» Direction: Say how many lines include the word "data", using only a number.

============

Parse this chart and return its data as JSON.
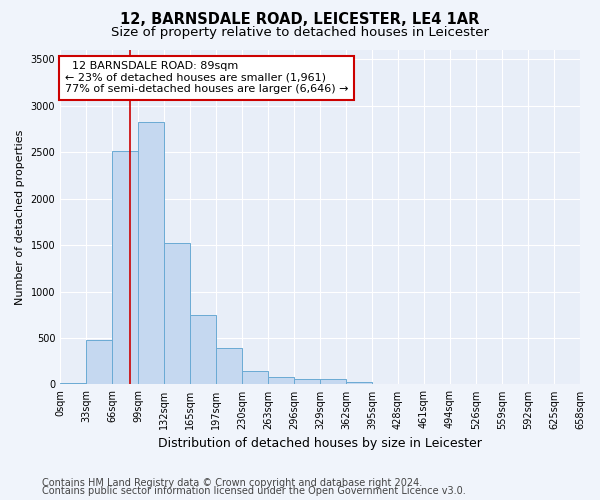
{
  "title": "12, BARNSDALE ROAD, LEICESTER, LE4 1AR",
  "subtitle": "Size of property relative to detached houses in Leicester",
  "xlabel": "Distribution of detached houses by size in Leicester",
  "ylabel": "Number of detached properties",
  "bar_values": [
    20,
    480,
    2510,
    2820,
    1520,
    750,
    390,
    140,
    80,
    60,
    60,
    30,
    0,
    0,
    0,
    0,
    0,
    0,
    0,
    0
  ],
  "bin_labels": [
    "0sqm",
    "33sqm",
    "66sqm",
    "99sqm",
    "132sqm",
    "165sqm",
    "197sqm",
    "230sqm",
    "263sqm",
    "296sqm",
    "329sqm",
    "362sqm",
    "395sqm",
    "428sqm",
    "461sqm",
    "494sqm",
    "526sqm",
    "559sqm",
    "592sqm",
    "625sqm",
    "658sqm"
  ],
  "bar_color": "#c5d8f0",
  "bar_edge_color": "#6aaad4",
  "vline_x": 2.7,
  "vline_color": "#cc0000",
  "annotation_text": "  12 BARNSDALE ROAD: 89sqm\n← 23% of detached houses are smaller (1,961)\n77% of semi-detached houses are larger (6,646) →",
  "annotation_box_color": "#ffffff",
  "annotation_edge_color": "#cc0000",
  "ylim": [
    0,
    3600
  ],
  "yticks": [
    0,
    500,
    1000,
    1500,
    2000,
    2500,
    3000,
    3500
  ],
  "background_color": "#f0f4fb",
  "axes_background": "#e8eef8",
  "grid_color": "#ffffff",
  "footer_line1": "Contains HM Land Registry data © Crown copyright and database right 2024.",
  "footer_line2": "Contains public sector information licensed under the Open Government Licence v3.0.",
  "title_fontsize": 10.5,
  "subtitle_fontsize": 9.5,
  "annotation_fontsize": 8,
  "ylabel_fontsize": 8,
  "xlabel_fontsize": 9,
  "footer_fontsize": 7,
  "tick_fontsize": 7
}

============

» Solution: 2